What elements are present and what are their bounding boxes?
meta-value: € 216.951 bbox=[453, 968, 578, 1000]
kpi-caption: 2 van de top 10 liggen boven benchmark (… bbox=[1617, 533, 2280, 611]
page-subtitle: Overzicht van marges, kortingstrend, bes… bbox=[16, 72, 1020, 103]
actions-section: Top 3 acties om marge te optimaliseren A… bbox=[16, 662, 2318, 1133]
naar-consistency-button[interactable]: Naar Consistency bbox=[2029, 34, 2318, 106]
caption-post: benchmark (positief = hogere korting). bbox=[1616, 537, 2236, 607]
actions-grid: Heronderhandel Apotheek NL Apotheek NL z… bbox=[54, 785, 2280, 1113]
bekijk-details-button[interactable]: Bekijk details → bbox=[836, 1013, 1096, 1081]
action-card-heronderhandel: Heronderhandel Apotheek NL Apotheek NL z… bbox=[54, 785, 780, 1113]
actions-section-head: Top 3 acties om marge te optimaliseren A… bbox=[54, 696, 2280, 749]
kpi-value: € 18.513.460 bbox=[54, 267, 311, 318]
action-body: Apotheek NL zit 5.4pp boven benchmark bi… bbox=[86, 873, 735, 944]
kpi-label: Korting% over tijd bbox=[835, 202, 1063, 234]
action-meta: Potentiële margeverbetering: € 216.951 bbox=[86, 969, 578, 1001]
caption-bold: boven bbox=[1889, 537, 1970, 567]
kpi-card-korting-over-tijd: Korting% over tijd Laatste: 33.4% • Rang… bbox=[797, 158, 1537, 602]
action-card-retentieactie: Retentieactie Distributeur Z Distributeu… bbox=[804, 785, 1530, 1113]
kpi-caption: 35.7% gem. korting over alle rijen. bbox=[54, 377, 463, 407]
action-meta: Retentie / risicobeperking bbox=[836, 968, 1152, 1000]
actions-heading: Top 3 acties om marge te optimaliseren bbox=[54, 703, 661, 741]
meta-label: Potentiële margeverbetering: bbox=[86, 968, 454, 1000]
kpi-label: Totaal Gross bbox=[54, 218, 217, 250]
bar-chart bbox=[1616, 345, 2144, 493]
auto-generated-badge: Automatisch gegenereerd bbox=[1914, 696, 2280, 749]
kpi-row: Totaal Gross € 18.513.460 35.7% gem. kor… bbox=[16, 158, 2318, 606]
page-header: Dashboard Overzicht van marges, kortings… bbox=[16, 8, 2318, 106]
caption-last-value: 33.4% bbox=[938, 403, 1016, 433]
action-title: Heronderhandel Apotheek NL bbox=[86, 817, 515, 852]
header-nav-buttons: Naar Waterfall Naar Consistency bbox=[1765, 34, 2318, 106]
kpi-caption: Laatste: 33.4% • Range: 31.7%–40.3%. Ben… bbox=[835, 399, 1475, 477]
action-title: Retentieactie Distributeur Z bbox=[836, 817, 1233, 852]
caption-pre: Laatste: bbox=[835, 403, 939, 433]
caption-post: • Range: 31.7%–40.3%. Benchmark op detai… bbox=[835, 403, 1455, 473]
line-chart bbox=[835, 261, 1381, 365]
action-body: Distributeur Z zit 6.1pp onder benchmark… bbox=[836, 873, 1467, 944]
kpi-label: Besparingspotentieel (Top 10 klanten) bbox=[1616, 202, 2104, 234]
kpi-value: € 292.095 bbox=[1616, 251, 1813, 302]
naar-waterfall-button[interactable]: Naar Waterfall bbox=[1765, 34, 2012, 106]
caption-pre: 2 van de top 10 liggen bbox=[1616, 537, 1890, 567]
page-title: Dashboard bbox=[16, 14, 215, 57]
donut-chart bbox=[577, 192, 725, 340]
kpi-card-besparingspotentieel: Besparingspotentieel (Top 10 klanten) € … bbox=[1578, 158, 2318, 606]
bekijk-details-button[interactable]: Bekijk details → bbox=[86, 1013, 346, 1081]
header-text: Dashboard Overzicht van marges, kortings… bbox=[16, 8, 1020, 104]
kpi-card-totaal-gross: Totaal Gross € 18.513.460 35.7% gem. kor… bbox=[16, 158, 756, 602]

> Your goal: Copy every line of the records above verbatim, from the first through the last, without altering any character.

> Solution for this task:
What elements are present and what are their bounding boxes?
meta-value: € 216.951 bbox=[453, 968, 578, 1000]
kpi-caption: 2 van de top 10 liggen boven benchmark (… bbox=[1617, 533, 2280, 611]
page-subtitle: Overzicht van marges, kortingstrend, bes… bbox=[16, 72, 1020, 103]
actions-section: Top 3 acties om marge te optimaliseren A… bbox=[16, 662, 2318, 1133]
naar-consistency-button[interactable]: Naar Consistency bbox=[2029, 34, 2318, 106]
caption-post: benchmark (positief = hogere korting). bbox=[1616, 537, 2236, 607]
actions-grid: Heronderhandel Apotheek NL Apotheek NL z… bbox=[54, 785, 2280, 1113]
bekijk-details-button[interactable]: Bekijk details → bbox=[836, 1013, 1096, 1081]
action-card-heronderhandel: Heronderhandel Apotheek NL Apotheek NL z… bbox=[54, 785, 780, 1113]
actions-section-head: Top 3 acties om marge te optimaliseren A… bbox=[54, 696, 2280, 749]
kpi-value: € 18.513.460 bbox=[54, 267, 311, 318]
action-body: Apotheek NL zit 5.4pp boven benchmark bi… bbox=[86, 873, 735, 944]
kpi-label: Korting% over tijd bbox=[835, 202, 1063, 234]
action-meta: Potentiële margeverbetering: € 216.951 bbox=[86, 969, 578, 1001]
caption-bold: boven bbox=[1889, 537, 1970, 567]
kpi-card-korting-over-tijd: Korting% over tijd Laatste: 33.4% • Rang… bbox=[797, 158, 1537, 602]
action-card-retentieactie: Retentieactie Distributeur Z Distributeu… bbox=[804, 785, 1530, 1113]
kpi-caption: 35.7% gem. korting over alle rijen. bbox=[54, 377, 463, 407]
action-meta: Retentie / risicobeperking bbox=[836, 968, 1152, 1000]
actions-heading: Top 3 acties om marge te optimaliseren bbox=[54, 703, 661, 741]
meta-label: Potentiële margeverbetering: bbox=[86, 968, 454, 1000]
kpi-label: Totaal Gross bbox=[54, 218, 217, 250]
bar-chart bbox=[1616, 345, 2144, 493]
auto-generated-badge: Automatisch gegenereerd bbox=[1914, 696, 2280, 749]
kpi-row: Totaal Gross € 18.513.460 35.7% gem. kor… bbox=[16, 158, 2318, 606]
page-header: Dashboard Overzicht van marges, kortings… bbox=[16, 8, 2318, 106]
caption-last-value: 33.4% bbox=[938, 403, 1016, 433]
action-title: Heronderhandel Apotheek NL bbox=[86, 817, 515, 852]
header-nav-buttons: Naar Waterfall Naar Consistency bbox=[1765, 34, 2318, 106]
kpi-caption: Laatste: 33.4% • Range: 31.7%–40.3%. Ben… bbox=[835, 399, 1475, 477]
action-title: Retentieactie Distributeur Z bbox=[836, 817, 1233, 852]
caption-pre: Laatste: bbox=[835, 403, 939, 433]
caption-post: • Range: 31.7%–40.3%. Benchmark op detai… bbox=[835, 403, 1455, 473]
line-chart bbox=[835, 261, 1381, 365]
action-body: Distributeur Z zit 6.1pp onder benchmark… bbox=[836, 873, 1467, 944]
kpi-label: Besparingspotentieel (Top 10 klanten) bbox=[1616, 202, 2104, 234]
kpi-value: € 292.095 bbox=[1616, 251, 1813, 302]
naar-waterfall-button[interactable]: Naar Waterfall bbox=[1765, 34, 2012, 106]
caption-pre: 2 van de top 10 liggen bbox=[1616, 537, 1890, 567]
page-title: Dashboard bbox=[16, 14, 215, 57]
donut-chart bbox=[577, 192, 725, 340]
kpi-card-besparingspotentieel: Besparingspotentieel (Top 10 klanten) € … bbox=[1578, 158, 2318, 606]
bekijk-details-button[interactable]: Bekijk details → bbox=[86, 1013, 346, 1081]
header-text: Dashboard Overzicht van marges, kortings… bbox=[16, 8, 1020, 104]
kpi-card-totaal-gross: Totaal Gross € 18.513.460 35.7% gem. kor… bbox=[16, 158, 756, 602]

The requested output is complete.